** DIRECTIVE **
Lines containing the word "高线轧钢废水处理区" are to be counted; state their number and nothing further.
+ + + +
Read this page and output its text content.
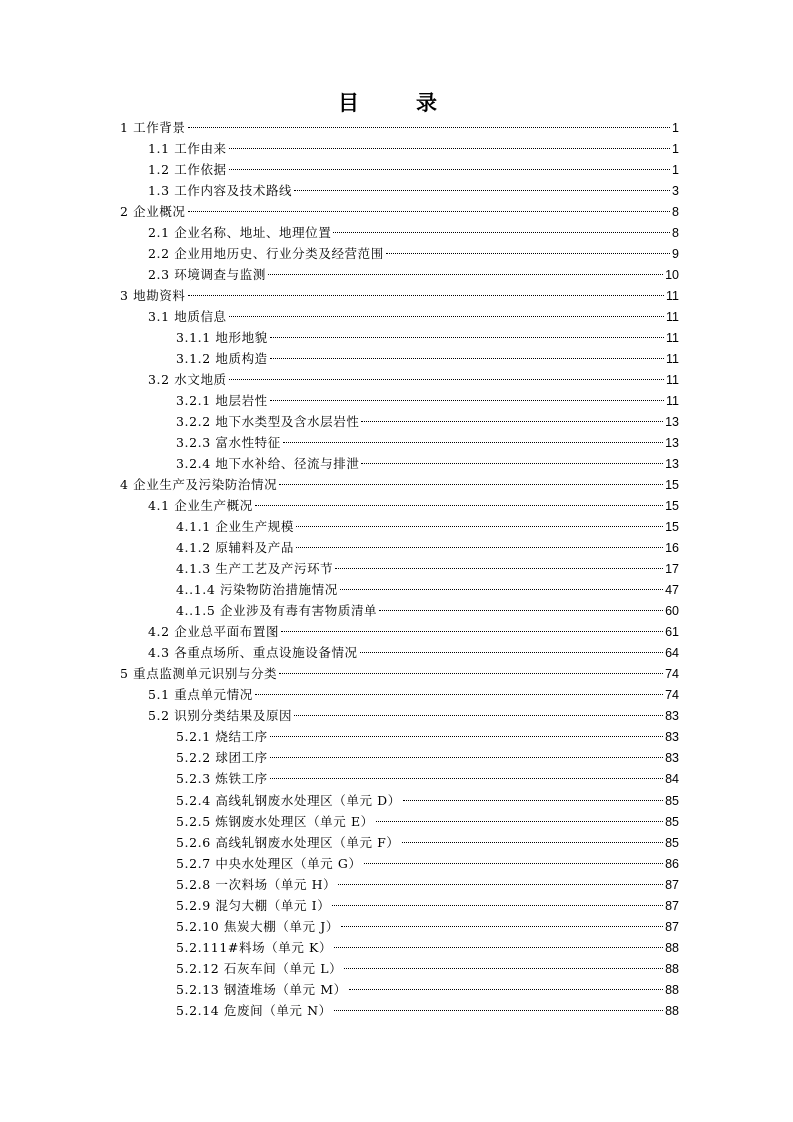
目　录
1 工作背景	1
1.1 工作由来	1
1.2 工作依据	1
1.3 工作内容及技术路线	3
2 企业概况	8
2.1 企业名称、地址、地理位置	8
2.2 企业用地历史、行业分类及经营范围	9
2.3 环境调查与监测	10
3 地勘资料	11
3.1 地质信息	11
3.1.1 地形地貌	11
3.1.2 地质构造	11
3.2 水文地质	11
3.2.1 地层岩性	11
3.2.2 地下水类型及含水层岩性	13
3.2.3 富水性特征	13
3.2.4 地下水补给、径流与排泄	13
4 企业生产及污染防治情况	15
4.1 企业生产概况	15
4.1.1 企业生产规模	15
4.1.2 原辅料及产品	16
4.1.3 生产工艺及产污环节	17
4..1.4 污染物防治措施情况	47
4..1.5 企业涉及有毒有害物质清单	60
4.2 企业总平面布置图	61
4.3 各重点场所、重点设施设备情况	64
5 重点监测单元识别与分类	74
5.1 重点单元情况	74
5.2 识别分类结果及原因	83
5.2.1 烧结工序	83
5.2.2 球团工序	83
5.2.3 炼铁工序	84
5.2.4 高线轧钢废水处理区（单元 D）	85
5.2.5 炼钢废水处理区（单元 E）	85
5.2.6 高线轧钢废水处理区（单元 F）	85
5.2.7 中央水处理区（单元 G）	86
5.2.8 一次料场（单元 H）	87
5.2.9 混匀大棚（单元 I）	87
5.2.10 焦炭大棚（单元 J）	87
5.2.111#料场（单元 K）	88
5.2.12 石灰车间（单元 L）	88
5.2.13 钢渣堆场（单元 M）	88
5.2.14 危废间（单元 N）	88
+ + + +
** SOLVED EXERCISE **
2